-- Directions --
Reproduce the records below in full and exactly, without their images.

(Dataset records on visual material)
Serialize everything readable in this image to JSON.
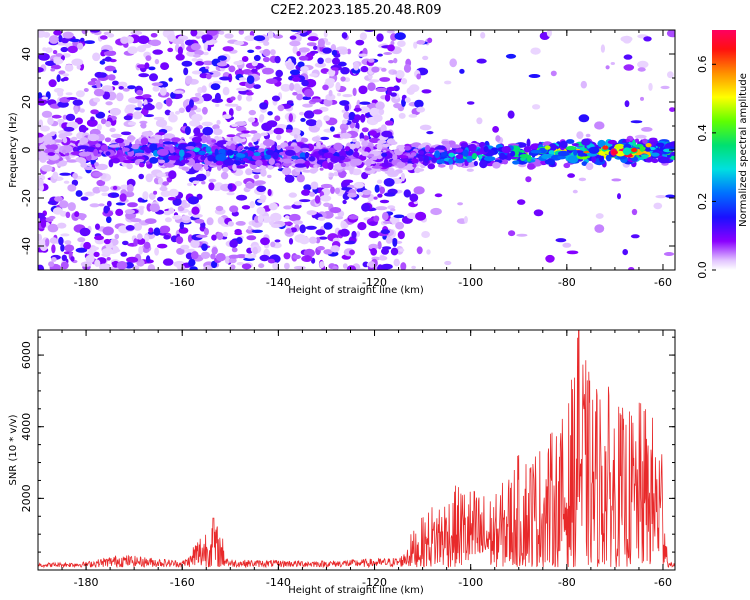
{
  "title": "C2E2.2023.185.20.48.R09",
  "chart_data": [
    {
      "type": "heatmap",
      "title": "C2E2.2023.185.20.48.R09",
      "xlabel": "Height of straight line (km)",
      "ylabel": "Frequency (Hz)",
      "xlim": [
        -190,
        -57.5
      ],
      "ylim": [
        -50,
        50
      ],
      "x_ticks": [
        "-180",
        "-160",
        "-140",
        "-120",
        "-100",
        "-80",
        "-60"
      ],
      "y_ticks": [
        "-40",
        "-20",
        "0",
        "20",
        "40"
      ],
      "colorbar": {
        "label": "Normalized spectral amplitude",
        "range": [
          0,
          0.7
        ],
        "ticks": [
          "0.0",
          "0.2",
          "0.4",
          "0.6"
        ]
      },
      "ridge": {
        "description_points": [
          {
            "x": -190,
            "freq": 0
          },
          {
            "x": -120,
            "freq": -3
          },
          {
            "x": -60,
            "freq": 0
          }
        ],
        "peak_amplitude_at_x": [
          {
            "x": -190,
            "amp": 0.08
          },
          {
            "x": -155,
            "amp": 0.3
          },
          {
            "x": -120,
            "amp": 0.12
          },
          {
            "x": -100,
            "amp": 0.35
          },
          {
            "x": -80,
            "amp": 0.5
          },
          {
            "x": -68,
            "amp": 0.7
          },
          {
            "x": -60,
            "amp": 0.45
          }
        ]
      },
      "grid": false
    },
    {
      "type": "line",
      "xlabel": "Height of straight line (km)",
      "ylabel": "SNR (10 * v/v)",
      "xlim": [
        -190,
        -57.5
      ],
      "ylim": [
        0,
        6700
      ],
      "x_ticks": [
        "-180",
        "-160",
        "-140",
        "-120",
        "-100",
        "-80",
        "-60"
      ],
      "y_ticks": [
        "2000",
        "4000",
        "6000"
      ],
      "color": "#e8292a",
      "envelope": [
        {
          "x": -190,
          "y": 200
        },
        {
          "x": -180,
          "y": 250
        },
        {
          "x": -173,
          "y": 600
        },
        {
          "x": -160,
          "y": 300
        },
        {
          "x": -153.5,
          "y": 1450
        },
        {
          "x": -150,
          "y": 350
        },
        {
          "x": -130,
          "y": 300
        },
        {
          "x": -115,
          "y": 450
        },
        {
          "x": -108,
          "y": 1800
        },
        {
          "x": -102,
          "y": 2400
        },
        {
          "x": -95,
          "y": 2000
        },
        {
          "x": -90,
          "y": 3200
        },
        {
          "x": -85,
          "y": 3500
        },
        {
          "x": -80,
          "y": 4400
        },
        {
          "x": -77.5,
          "y": 6700
        },
        {
          "x": -75,
          "y": 5300
        },
        {
          "x": -72,
          "y": 5200
        },
        {
          "x": -68,
          "y": 4400
        },
        {
          "x": -64,
          "y": 4700
        },
        {
          "x": -60,
          "y": 3800
        },
        {
          "x": -59,
          "y": 200
        }
      ],
      "grid": false
    }
  ]
}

-- Exercise answer --
Serialize everything readable in this image to JSON.
{
  "title": "C2E2.2023.185.20.48.R09",
  "chart_data": [
    {
      "type": "heatmap",
      "title": "C2E2.2023.185.20.48.R09",
      "xlabel": "Height of straight line (km)",
      "ylabel": "Frequency (Hz)",
      "xlim": [
        -190,
        -57.5
      ],
      "ylim": [
        -50,
        50
      ],
      "x_ticks": [
        "-180",
        "-160",
        "-140",
        "-120",
        "-100",
        "-80",
        "-60"
      ],
      "y_ticks": [
        "-40",
        "-20",
        "0",
        "20",
        "40"
      ],
      "colorbar": {
        "label": "Normalized spectral amplitude",
        "range": [
          0,
          0.7
        ],
        "ticks": [
          "0.0",
          "0.2",
          "0.4",
          "0.6"
        ]
      },
      "ridge": {
        "description_points": [
          {
            "x": -190,
            "freq": 0
          },
          {
            "x": -120,
            "freq": -3
          },
          {
            "x": -60,
            "freq": 0
          }
        ],
        "peak_amplitude_at_x": [
          {
            "x": -190,
            "amp": 0.08
          },
          {
            "x": -155,
            "amp": 0.3
          },
          {
            "x": -120,
            "amp": 0.12
          },
          {
            "x": -100,
            "amp": 0.35
          },
          {
            "x": -80,
            "amp": 0.5
          },
          {
            "x": -68,
            "amp": 0.7
          },
          {
            "x": -60,
            "amp": 0.45
          }
        ]
      },
      "grid": false
    },
    {
      "type": "line",
      "xlabel": "Height of straight line (km)",
      "ylabel": "SNR (10 * v/v)",
      "xlim": [
        -190,
        -57.5
      ],
      "ylim": [
        0,
        6700
      ],
      "x_ticks": [
        "-180",
        "-160",
        "-140",
        "-120",
        "-100",
        "-80",
        "-60"
      ],
      "y_ticks": [
        "2000",
        "4000",
        "6000"
      ],
      "color": "#e8292a",
      "envelope": [
        {
          "x": -190,
          "y": 200
        },
        {
          "x": -180,
          "y": 250
        },
        {
          "x": -173,
          "y": 600
        },
        {
          "x": -160,
          "y": 300
        },
        {
          "x": -153.5,
          "y": 1450
        },
        {
          "x": -150,
          "y": 350
        },
        {
          "x": -130,
          "y": 300
        },
        {
          "x": -115,
          "y": 450
        },
        {
          "x": -108,
          "y": 1800
        },
        {
          "x": -102,
          "y": 2400
        },
        {
          "x": -95,
          "y": 2000
        },
        {
          "x": -90,
          "y": 3200
        },
        {
          "x": -85,
          "y": 3500
        },
        {
          "x": -80,
          "y": 4400
        },
        {
          "x": -77.5,
          "y": 6700
        },
        {
          "x": -75,
          "y": 5300
        },
        {
          "x": -72,
          "y": 5200
        },
        {
          "x": -68,
          "y": 4400
        },
        {
          "x": -64,
          "y": 4700
        },
        {
          "x": -60,
          "y": 3800
        },
        {
          "x": -59,
          "y": 200
        }
      ],
      "grid": false
    }
  ]
}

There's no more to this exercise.